#### [Exercise objective]
Write out all the entries word for word, but skip any images.

- - -

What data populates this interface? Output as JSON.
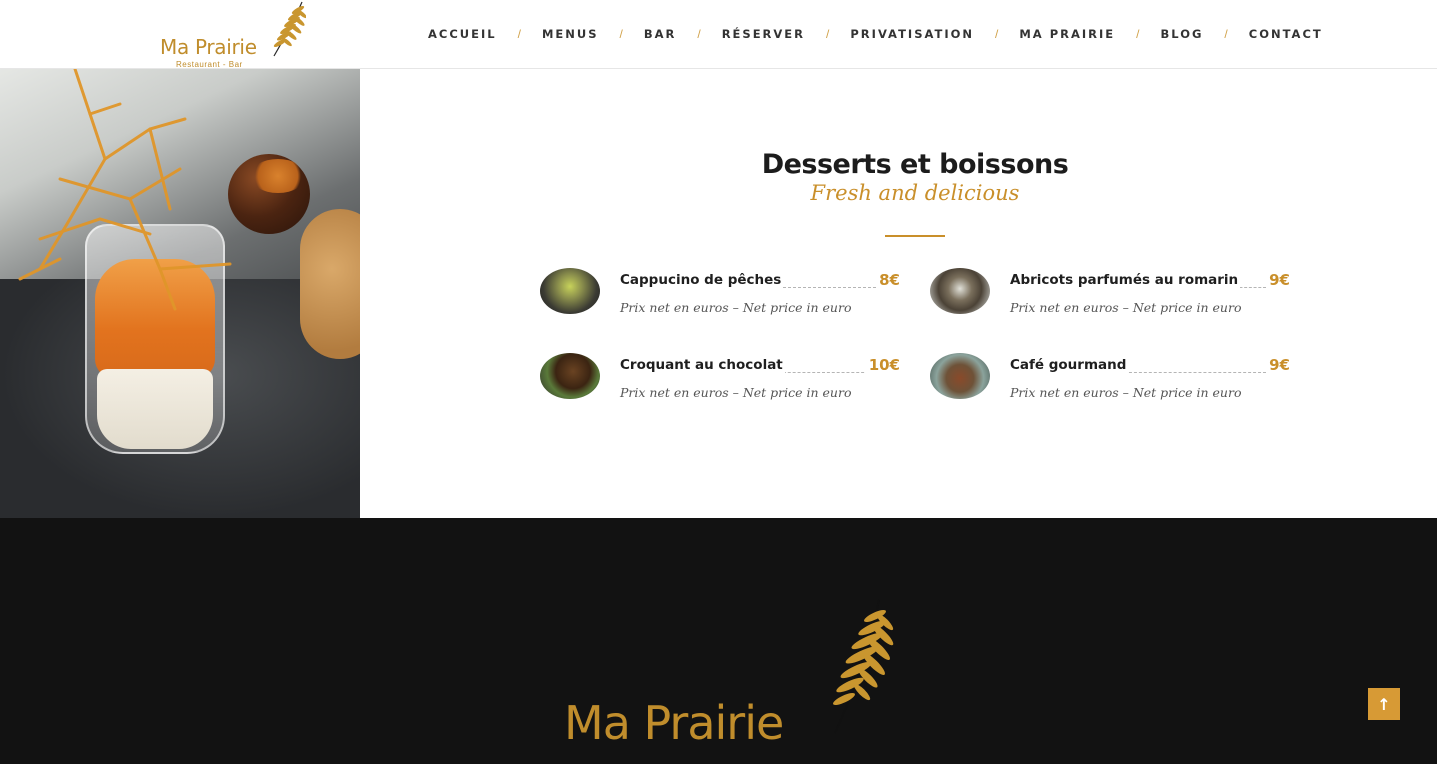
{
  "header": {
    "logo_text": "Ma Prairie",
    "logo_subtitle": "Restaurant - Bar",
    "nav": [
      {
        "label": "ACCUEIL"
      },
      {
        "label": "MENUS"
      },
      {
        "label": "BAR"
      },
      {
        "label": "RÉSERVER"
      },
      {
        "label": "PRIVATISATION"
      },
      {
        "label": "MA PRAIRIE"
      },
      {
        "label": "BLOG"
      },
      {
        "label": "CONTACT"
      }
    ],
    "nav_separator": "/"
  },
  "section": {
    "title": "Desserts et boissons",
    "subtitle": "Fresh and delicious",
    "items": [
      {
        "name": "Cappucino de pêches",
        "price": "8€",
        "description": "Prix net en euros – Net price in euro"
      },
      {
        "name": "Abricots parfumés au romarin",
        "price": "9€",
        "description": "Prix net en euros – Net price in euro"
      },
      {
        "name": "Croquant au chocolat",
        "price": "10€",
        "description": "Prix net en euros – Net price in euro"
      },
      {
        "name": "Café gourmand",
        "price": "9€",
        "description": "Prix net en euros – Net price in euro"
      }
    ]
  },
  "footer": {
    "logo_text": "Ma Prairie"
  },
  "back_to_top": {
    "icon": "arrow-up-icon",
    "glyph": "↑"
  },
  "colors": {
    "accent": "#c98f2a",
    "footer_bg": "#121212",
    "back_to_top_bg": "#d79a35"
  }
}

- - -

#### [Complete output]
What data populates this interface? Output as JSON.
{
  "header": {
    "logo_text": "Ma Prairie",
    "logo_subtitle": "Restaurant - Bar",
    "nav": [
      {
        "label": "ACCUEIL"
      },
      {
        "label": "MENUS"
      },
      {
        "label": "BAR"
      },
      {
        "label": "RÉSERVER"
      },
      {
        "label": "PRIVATISATION"
      },
      {
        "label": "MA PRAIRIE"
      },
      {
        "label": "BLOG"
      },
      {
        "label": "CONTACT"
      }
    ],
    "nav_separator": "/"
  },
  "section": {
    "title": "Desserts et boissons",
    "subtitle": "Fresh and delicious",
    "items": [
      {
        "name": "Cappucino de pêches",
        "price": "8€",
        "description": "Prix net en euros – Net price in euro"
      },
      {
        "name": "Abricots parfumés au romarin",
        "price": "9€",
        "description": "Prix net en euros – Net price in euro"
      },
      {
        "name": "Croquant au chocolat",
        "price": "10€",
        "description": "Prix net en euros – Net price in euro"
      },
      {
        "name": "Café gourmand",
        "price": "9€",
        "description": "Prix net en euros – Net price in euro"
      }
    ]
  },
  "footer": {
    "logo_text": "Ma Prairie"
  },
  "back_to_top": {
    "icon": "arrow-up-icon",
    "glyph": "↑"
  },
  "colors": {
    "accent": "#c98f2a",
    "footer_bg": "#121212",
    "back_to_top_bg": "#d79a35"
  }
}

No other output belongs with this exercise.